Dataset records:
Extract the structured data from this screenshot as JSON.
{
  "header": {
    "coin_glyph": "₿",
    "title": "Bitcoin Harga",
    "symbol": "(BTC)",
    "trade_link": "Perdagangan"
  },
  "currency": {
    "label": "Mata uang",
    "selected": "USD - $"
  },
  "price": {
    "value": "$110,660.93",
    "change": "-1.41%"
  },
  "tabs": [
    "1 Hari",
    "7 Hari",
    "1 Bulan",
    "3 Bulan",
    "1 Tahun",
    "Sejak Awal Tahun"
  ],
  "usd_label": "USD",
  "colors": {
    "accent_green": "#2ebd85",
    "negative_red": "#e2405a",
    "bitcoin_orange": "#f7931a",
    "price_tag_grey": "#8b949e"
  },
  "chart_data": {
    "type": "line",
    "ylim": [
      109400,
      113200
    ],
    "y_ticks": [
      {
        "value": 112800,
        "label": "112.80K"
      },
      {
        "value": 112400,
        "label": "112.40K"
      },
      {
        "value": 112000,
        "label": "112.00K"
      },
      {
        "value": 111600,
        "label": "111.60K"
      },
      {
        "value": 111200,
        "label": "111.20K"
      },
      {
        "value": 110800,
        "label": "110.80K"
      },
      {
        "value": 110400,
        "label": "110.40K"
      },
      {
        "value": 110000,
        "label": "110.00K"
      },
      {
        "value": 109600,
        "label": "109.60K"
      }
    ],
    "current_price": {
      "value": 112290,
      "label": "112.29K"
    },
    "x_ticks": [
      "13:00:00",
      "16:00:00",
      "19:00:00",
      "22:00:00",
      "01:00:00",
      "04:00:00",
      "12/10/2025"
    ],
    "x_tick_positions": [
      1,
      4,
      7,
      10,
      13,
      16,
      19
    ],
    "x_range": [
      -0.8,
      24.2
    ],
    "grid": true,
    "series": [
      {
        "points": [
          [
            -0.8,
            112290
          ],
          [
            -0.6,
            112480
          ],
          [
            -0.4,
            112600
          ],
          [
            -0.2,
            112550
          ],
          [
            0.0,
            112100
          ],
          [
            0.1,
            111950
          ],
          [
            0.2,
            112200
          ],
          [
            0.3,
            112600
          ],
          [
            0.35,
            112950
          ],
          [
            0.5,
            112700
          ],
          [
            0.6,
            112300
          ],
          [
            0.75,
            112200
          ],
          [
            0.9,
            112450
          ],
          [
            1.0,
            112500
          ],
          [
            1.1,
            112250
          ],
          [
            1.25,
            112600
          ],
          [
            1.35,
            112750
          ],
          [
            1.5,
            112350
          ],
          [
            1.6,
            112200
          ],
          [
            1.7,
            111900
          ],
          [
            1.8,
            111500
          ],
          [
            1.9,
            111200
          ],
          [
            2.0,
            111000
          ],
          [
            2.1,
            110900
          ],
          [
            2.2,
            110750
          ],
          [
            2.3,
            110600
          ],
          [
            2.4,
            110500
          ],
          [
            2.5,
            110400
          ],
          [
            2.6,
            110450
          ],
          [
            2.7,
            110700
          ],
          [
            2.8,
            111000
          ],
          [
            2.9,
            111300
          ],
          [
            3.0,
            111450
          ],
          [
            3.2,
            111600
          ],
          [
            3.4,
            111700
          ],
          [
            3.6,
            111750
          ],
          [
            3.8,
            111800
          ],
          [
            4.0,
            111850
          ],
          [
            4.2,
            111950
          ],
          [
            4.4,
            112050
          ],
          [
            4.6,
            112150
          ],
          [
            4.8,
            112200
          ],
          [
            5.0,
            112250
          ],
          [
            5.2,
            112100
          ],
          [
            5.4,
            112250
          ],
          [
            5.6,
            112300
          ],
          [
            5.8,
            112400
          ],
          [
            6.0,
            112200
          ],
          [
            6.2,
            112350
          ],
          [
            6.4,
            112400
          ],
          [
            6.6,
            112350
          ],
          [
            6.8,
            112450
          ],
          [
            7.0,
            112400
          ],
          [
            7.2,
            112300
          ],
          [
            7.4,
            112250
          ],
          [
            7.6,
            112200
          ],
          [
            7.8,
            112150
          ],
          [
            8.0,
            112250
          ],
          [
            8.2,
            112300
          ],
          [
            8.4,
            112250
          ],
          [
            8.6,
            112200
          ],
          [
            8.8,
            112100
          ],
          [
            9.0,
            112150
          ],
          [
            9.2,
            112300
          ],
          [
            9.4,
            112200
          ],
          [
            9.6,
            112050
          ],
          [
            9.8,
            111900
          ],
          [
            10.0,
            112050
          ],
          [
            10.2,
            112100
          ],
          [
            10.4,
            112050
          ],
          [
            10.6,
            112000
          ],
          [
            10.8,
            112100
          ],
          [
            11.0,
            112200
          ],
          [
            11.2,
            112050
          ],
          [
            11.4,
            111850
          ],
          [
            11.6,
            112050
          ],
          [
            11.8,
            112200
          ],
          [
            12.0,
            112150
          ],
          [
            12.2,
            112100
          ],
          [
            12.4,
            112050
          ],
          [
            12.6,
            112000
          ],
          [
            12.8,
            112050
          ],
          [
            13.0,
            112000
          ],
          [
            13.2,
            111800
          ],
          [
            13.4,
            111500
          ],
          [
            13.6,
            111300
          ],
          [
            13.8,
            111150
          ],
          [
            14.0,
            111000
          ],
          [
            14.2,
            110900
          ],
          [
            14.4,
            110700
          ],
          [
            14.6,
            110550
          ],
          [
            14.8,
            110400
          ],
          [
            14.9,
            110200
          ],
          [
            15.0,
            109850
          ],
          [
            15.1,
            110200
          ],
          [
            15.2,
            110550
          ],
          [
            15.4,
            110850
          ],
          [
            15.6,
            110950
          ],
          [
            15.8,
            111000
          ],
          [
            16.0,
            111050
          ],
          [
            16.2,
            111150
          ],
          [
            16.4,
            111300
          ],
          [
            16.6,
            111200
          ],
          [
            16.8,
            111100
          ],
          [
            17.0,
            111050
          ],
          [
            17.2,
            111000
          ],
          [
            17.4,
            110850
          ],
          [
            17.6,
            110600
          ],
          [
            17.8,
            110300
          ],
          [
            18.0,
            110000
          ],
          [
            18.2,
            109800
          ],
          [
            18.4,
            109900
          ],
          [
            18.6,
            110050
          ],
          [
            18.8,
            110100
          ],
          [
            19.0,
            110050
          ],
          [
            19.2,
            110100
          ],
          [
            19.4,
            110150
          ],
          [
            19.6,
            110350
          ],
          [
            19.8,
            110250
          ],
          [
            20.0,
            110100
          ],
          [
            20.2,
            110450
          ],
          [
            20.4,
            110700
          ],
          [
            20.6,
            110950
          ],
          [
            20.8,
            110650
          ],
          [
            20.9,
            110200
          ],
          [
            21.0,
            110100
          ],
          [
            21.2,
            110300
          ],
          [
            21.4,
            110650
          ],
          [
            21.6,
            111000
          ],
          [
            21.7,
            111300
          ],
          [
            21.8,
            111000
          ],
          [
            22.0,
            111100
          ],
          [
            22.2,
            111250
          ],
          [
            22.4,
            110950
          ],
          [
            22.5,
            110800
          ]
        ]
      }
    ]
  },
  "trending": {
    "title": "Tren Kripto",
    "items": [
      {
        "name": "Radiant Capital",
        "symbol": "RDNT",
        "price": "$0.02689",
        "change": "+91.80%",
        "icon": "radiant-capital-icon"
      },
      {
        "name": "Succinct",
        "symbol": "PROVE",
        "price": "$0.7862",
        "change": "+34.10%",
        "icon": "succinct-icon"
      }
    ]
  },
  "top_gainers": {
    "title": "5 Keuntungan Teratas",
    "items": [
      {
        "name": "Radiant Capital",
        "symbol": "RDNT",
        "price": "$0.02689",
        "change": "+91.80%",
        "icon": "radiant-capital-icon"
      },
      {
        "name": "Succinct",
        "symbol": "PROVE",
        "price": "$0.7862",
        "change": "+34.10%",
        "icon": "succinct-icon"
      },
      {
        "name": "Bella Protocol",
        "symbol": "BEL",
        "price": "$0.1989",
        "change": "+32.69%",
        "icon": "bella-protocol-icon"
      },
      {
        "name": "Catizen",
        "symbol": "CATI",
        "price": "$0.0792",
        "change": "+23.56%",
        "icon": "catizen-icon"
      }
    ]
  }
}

Goal of the exercise: Among the entries, how many lines include the word "symbol"? Answer with a single number and nothing further.

Exercise solution: 7